■ Data lines ■
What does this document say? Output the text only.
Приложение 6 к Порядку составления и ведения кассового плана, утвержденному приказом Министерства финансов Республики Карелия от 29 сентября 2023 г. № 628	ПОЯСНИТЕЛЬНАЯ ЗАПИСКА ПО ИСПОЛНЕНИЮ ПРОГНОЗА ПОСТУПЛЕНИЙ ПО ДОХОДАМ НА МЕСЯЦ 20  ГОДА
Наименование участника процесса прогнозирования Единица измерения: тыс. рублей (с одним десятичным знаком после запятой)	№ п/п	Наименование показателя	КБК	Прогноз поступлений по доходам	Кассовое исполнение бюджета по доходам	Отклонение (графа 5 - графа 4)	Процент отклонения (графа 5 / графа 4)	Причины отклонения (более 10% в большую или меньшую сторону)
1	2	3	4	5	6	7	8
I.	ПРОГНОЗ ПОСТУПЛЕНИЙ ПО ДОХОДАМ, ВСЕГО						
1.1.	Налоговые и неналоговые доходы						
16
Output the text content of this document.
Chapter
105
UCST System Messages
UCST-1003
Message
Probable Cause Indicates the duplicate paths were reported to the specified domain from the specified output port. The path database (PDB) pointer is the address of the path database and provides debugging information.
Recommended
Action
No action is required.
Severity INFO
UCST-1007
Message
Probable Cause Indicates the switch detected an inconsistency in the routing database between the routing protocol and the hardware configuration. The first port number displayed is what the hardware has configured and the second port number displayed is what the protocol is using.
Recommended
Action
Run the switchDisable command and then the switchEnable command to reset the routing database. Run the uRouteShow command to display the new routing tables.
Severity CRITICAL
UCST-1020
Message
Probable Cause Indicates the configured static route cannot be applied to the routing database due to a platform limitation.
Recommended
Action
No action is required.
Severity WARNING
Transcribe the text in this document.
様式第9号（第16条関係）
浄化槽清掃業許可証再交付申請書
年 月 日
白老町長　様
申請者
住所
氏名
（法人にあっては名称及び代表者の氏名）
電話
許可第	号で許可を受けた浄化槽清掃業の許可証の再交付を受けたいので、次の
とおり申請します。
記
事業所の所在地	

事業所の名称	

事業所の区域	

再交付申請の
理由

■ What is required ■
Find the string "document" in the listing and return every line that holds it.

■ Exercise output ■
What does this document say? Output the text only.
Output the text content of this document.
Transcribe the text in this document.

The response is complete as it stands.